→ **What is being asked**: Leave out the images; return the rest of the data exactly.

Stored data:
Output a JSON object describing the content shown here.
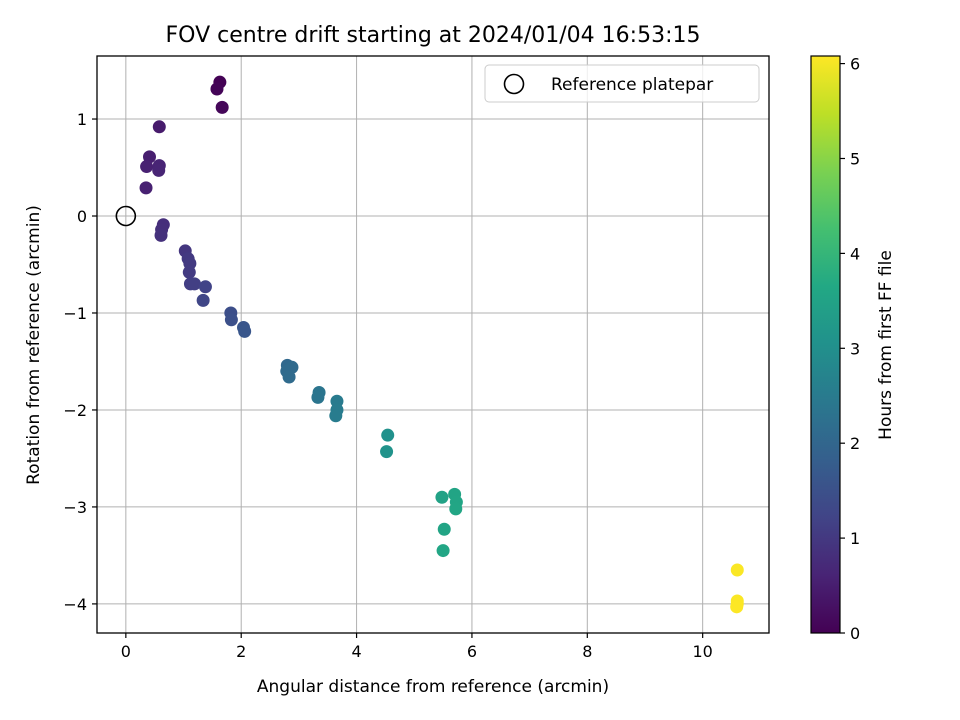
{
  "chart_data": {
    "type": "scatter",
    "title": "FOV centre drift starting at 2024/01/04 16:53:15",
    "xlabel": "Angular distance from reference (arcmin)",
    "ylabel": "Rotation from reference (arcmin)",
    "xlim": [
      -0.5,
      11.15
    ],
    "ylim": [
      -4.3,
      1.65
    ],
    "xticks": [
      0,
      2,
      4,
      6,
      8,
      10
    ],
    "yticks": [
      1,
      0,
      -1,
      -2,
      -3,
      -4
    ],
    "xtick_labels": [
      "0",
      "2",
      "4",
      "6",
      "8",
      "10"
    ],
    "ytick_labels": [
      "1",
      "0",
      "−1",
      "−2",
      "−3",
      "−4"
    ],
    "grid": true,
    "legend": {
      "position": "top-right",
      "entries": [
        {
          "label": "Reference platepar",
          "marker": "open-circle"
        }
      ]
    },
    "reference_point": {
      "x": 0,
      "y": 0
    },
    "colorbar": {
      "label": "Hours from first FF file",
      "range": [
        0,
        6.08
      ],
      "ticks": [
        0,
        1,
        2,
        3,
        4,
        5,
        6
      ],
      "tick_labels": [
        "0",
        "1",
        "2",
        "3",
        "4",
        "5",
        "6"
      ],
      "colormap": "viridis"
    },
    "points": [
      {
        "x": 1.63,
        "y": 1.38,
        "c": 0.02
      },
      {
        "x": 1.58,
        "y": 1.31,
        "c": 0.05
      },
      {
        "x": 1.67,
        "y": 1.12,
        "c": 0.1
      },
      {
        "x": 0.58,
        "y": 0.92,
        "c": 0.45
      },
      {
        "x": 0.41,
        "y": 0.61,
        "c": 0.5
      },
      {
        "x": 0.36,
        "y": 0.51,
        "c": 0.55
      },
      {
        "x": 0.58,
        "y": 0.52,
        "c": 0.6
      },
      {
        "x": 0.57,
        "y": 0.47,
        "c": 0.62
      },
      {
        "x": 0.35,
        "y": 0.29,
        "c": 0.55
      },
      {
        "x": 0.65,
        "y": -0.09,
        "c": 0.8
      },
      {
        "x": 0.62,
        "y": -0.14,
        "c": 0.82
      },
      {
        "x": 0.61,
        "y": -0.2,
        "c": 0.85
      },
      {
        "x": 1.03,
        "y": -0.36,
        "c": 0.95
      },
      {
        "x": 1.08,
        "y": -0.44,
        "c": 1.0
      },
      {
        "x": 1.11,
        "y": -0.49,
        "c": 1.02
      },
      {
        "x": 1.1,
        "y": -0.58,
        "c": 1.05
      },
      {
        "x": 1.12,
        "y": -0.7,
        "c": 1.1
      },
      {
        "x": 1.19,
        "y": -0.7,
        "c": 1.12
      },
      {
        "x": 1.38,
        "y": -0.73,
        "c": 1.2
      },
      {
        "x": 1.34,
        "y": -0.87,
        "c": 1.25
      },
      {
        "x": 1.82,
        "y": -1.0,
        "c": 1.45
      },
      {
        "x": 1.83,
        "y": -1.07,
        "c": 1.48
      },
      {
        "x": 2.04,
        "y": -1.15,
        "c": 1.6
      },
      {
        "x": 2.06,
        "y": -1.19,
        "c": 1.62
      },
      {
        "x": 2.8,
        "y": -1.54,
        "c": 2.05
      },
      {
        "x": 2.88,
        "y": -1.56,
        "c": 2.1
      },
      {
        "x": 2.79,
        "y": -1.6,
        "c": 2.08
      },
      {
        "x": 2.83,
        "y": -1.66,
        "c": 2.12
      },
      {
        "x": 3.35,
        "y": -1.82,
        "c": 2.35
      },
      {
        "x": 3.33,
        "y": -1.87,
        "c": 2.37
      },
      {
        "x": 3.66,
        "y": -1.91,
        "c": 2.5
      },
      {
        "x": 3.66,
        "y": -2.0,
        "c": 2.52
      },
      {
        "x": 3.64,
        "y": -2.06,
        "c": 2.54
      },
      {
        "x": 4.54,
        "y": -2.26,
        "c": 3.05
      },
      {
        "x": 4.52,
        "y": -2.43,
        "c": 3.08
      },
      {
        "x": 5.48,
        "y": -2.9,
        "c": 3.5
      },
      {
        "x": 5.7,
        "y": -2.87,
        "c": 3.55
      },
      {
        "x": 5.73,
        "y": -2.95,
        "c": 3.58
      },
      {
        "x": 5.72,
        "y": -3.02,
        "c": 3.6
      },
      {
        "x": 5.52,
        "y": -3.23,
        "c": 3.55
      },
      {
        "x": 5.5,
        "y": -3.45,
        "c": 3.6
      },
      {
        "x": 10.6,
        "y": -3.65,
        "c": 6.05
      },
      {
        "x": 10.6,
        "y": -3.97,
        "c": 6.05
      },
      {
        "x": 10.6,
        "y": -4.0,
        "c": 6.06
      },
      {
        "x": 10.59,
        "y": -4.03,
        "c": 6.07
      }
    ]
  }
}
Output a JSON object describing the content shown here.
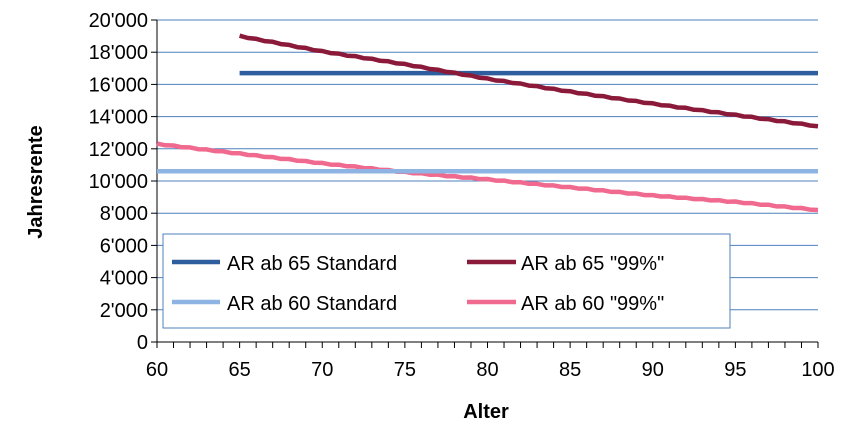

→ **Response**:
Output a JSON object describing the content shown here.
{
  "chart_data": {
    "type": "scatter",
    "title": "FOV centre drift starting at 2024/01/04 16:53:15",
    "xlabel": "Angular distance from reference (arcmin)",
    "ylabel": "Rotation from reference (arcmin)",
    "xlim": [
      -0.5,
      11.15
    ],
    "ylim": [
      -4.3,
      1.65
    ],
    "xticks": [
      0,
      2,
      4,
      6,
      8,
      10
    ],
    "yticks": [
      1,
      0,
      -1,
      -2,
      -3,
      -4
    ],
    "xtick_labels": [
      "0",
      "2",
      "4",
      "6",
      "8",
      "10"
    ],
    "ytick_labels": [
      "1",
      "0",
      "−1",
      "−2",
      "−3",
      "−4"
    ],
    "grid": true,
    "legend": {
      "position": "top-right",
      "entries": [
        {
          "label": "Reference platepar",
          "marker": "open-circle"
        }
      ]
    },
    "reference_point": {
      "x": 0,
      "y": 0
    },
    "colorbar": {
      "label": "Hours from first FF file",
      "range": [
        0,
        6.08
      ],
      "ticks": [
        0,
        1,
        2,
        3,
        4,
        5,
        6
      ],
      "tick_labels": [
        "0",
        "1",
        "2",
        "3",
        "4",
        "5",
        "6"
      ],
      "colormap": "viridis"
    },
    "points": [
      {
        "x": 1.63,
        "y": 1.38,
        "c": 0.02
      },
      {
        "x": 1.58,
        "y": 1.31,
        "c": 0.05
      },
      {
        "x": 1.67,
        "y": 1.12,
        "c": 0.1
      },
      {
        "x": 0.58,
        "y": 0.92,
        "c": 0.45
      },
      {
        "x": 0.41,
        "y": 0.61,
        "c": 0.5
      },
      {
        "x": 0.36,
        "y": 0.51,
        "c": 0.55
      },
      {
        "x": 0.58,
        "y": 0.52,
        "c": 0.6
      },
      {
        "x": 0.57,
        "y": 0.47,
        "c": 0.62
      },
      {
        "x": 0.35,
        "y": 0.29,
        "c": 0.55
      },
      {
        "x": 0.65,
        "y": -0.09,
        "c": 0.8
      },
      {
        "x": 0.62,
        "y": -0.14,
        "c": 0.82
      },
      {
        "x": 0.61,
        "y": -0.2,
        "c": 0.85
      },
      {
        "x": 1.03,
        "y": -0.36,
        "c": 0.95
      },
      {
        "x": 1.08,
        "y": -0.44,
        "c": 1.0
      },
      {
        "x": 1.11,
        "y": -0.49,
        "c": 1.02
      },
      {
        "x": 1.1,
        "y": -0.58,
        "c": 1.05
      },
      {
        "x": 1.12,
        "y": -0.7,
        "c": 1.1
      },
      {
        "x": 1.19,
        "y": -0.7,
        "c": 1.12
      },
      {
        "x": 1.38,
        "y": -0.73,
        "c": 1.2
      },
      {
        "x": 1.34,
        "y": -0.87,
        "c": 1.25
      },
      {
        "x": 1.82,
        "y": -1.0,
        "c": 1.45
      },
      {
        "x": 1.83,
        "y": -1.07,
        "c": 1.48
      },
      {
        "x": 2.04,
        "y": -1.15,
        "c": 1.6
      },
      {
        "x": 2.06,
        "y": -1.19,
        "c": 1.62
      },
      {
        "x": 2.8,
        "y": -1.54,
        "c": 2.05
      },
      {
        "x": 2.88,
        "y": -1.56,
        "c": 2.1
      },
      {
        "x": 2.79,
        "y": -1.6,
        "c": 2.08
      },
      {
        "x": 2.83,
        "y": -1.66,
        "c": 2.12
      },
      {
        "x": 3.35,
        "y": -1.82,
        "c": 2.35
      },
      {
        "x": 3.33,
        "y": -1.87,
        "c": 2.37
      },
      {
        "x": 3.66,
        "y": -1.91,
        "c": 2.5
      },
      {
        "x": 3.66,
        "y": -2.0,
        "c": 2.52
      },
      {
        "x": 3.64,
        "y": -2.06,
        "c": 2.54
      },
      {
        "x": 4.54,
        "y": -2.26,
        "c": 3.05
      },
      {
        "x": 4.52,
        "y": -2.43,
        "c": 3.08
      },
      {
        "x": 5.48,
        "y": -2.9,
        "c": 3.5
      },
      {
        "x": 5.7,
        "y": -2.87,
        "c": 3.55
      },
      {
        "x": 5.73,
        "y": -2.95,
        "c": 3.58
      },
      {
        "x": 5.72,
        "y": -3.02,
        "c": 3.6
      },
      {
        "x": 5.52,
        "y": -3.23,
        "c": 3.55
      },
      {
        "x": 5.5,
        "y": -3.45,
        "c": 3.6
      },
      {
        "x": 10.6,
        "y": -3.65,
        "c": 6.05
      },
      {
        "x": 10.6,
        "y": -3.97,
        "c": 6.05
      },
      {
        "x": 10.6,
        "y": -4.0,
        "c": 6.06
      },
      {
        "x": 10.59,
        "y": -4.03,
        "c": 6.07
      }
    ]
  }
}
Output a JSON object describing the content shown here.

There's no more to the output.